Extract every line from the records below that contains the word "итерации".

— Start RECORDS TO USE —

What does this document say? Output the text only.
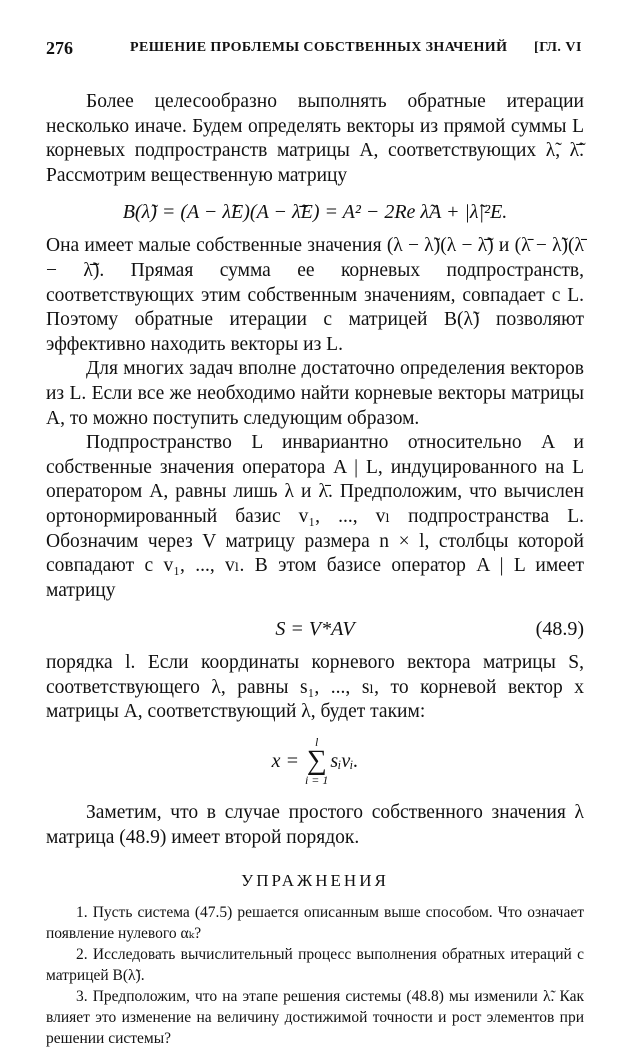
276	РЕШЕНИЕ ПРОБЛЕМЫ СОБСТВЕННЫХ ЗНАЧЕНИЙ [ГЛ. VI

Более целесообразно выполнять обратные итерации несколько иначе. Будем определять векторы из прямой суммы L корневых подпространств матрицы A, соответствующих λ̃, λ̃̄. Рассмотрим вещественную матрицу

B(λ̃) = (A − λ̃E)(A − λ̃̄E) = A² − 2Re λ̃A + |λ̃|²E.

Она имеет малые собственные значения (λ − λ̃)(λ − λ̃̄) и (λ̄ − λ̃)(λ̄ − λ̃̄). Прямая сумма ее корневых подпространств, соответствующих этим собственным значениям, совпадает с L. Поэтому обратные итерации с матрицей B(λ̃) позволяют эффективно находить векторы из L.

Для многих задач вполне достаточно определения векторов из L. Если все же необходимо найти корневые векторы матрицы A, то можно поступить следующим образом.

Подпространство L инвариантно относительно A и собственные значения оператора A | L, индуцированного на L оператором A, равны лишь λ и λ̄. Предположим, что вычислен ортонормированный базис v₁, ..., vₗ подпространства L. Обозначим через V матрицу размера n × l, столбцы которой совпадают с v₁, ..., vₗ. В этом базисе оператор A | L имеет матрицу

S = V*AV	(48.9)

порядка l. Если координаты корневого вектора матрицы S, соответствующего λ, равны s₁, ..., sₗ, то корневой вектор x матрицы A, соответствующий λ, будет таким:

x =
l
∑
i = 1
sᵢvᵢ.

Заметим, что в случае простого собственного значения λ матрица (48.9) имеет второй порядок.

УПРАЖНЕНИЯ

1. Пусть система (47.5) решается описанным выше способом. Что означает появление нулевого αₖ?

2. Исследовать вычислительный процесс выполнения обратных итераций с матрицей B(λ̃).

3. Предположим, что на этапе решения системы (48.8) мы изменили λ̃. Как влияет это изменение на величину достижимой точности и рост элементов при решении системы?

— End RECORDS TO USE —

▶ FULL OUTPUT
Более целесообразно выполнять обратные итерации несколько иначе. Будем определять векторы из прямой суммы L корневых подпространств матрицы A, соответствующих λ̃, λ̃̄. Рассмотрим вещественную матрицу
Она имеет малые собственные значения (λ − λ̃)(λ − λ̃̄) и (λ̄ − λ̃)(λ̄ − λ̃̄). Прямая сумма ее корневых подпространств, соответствующих этим собственным значениям, совпадает с L. Поэтому обратные итерации с матрицей B(λ̃) позволяют эффективно находить векторы из L.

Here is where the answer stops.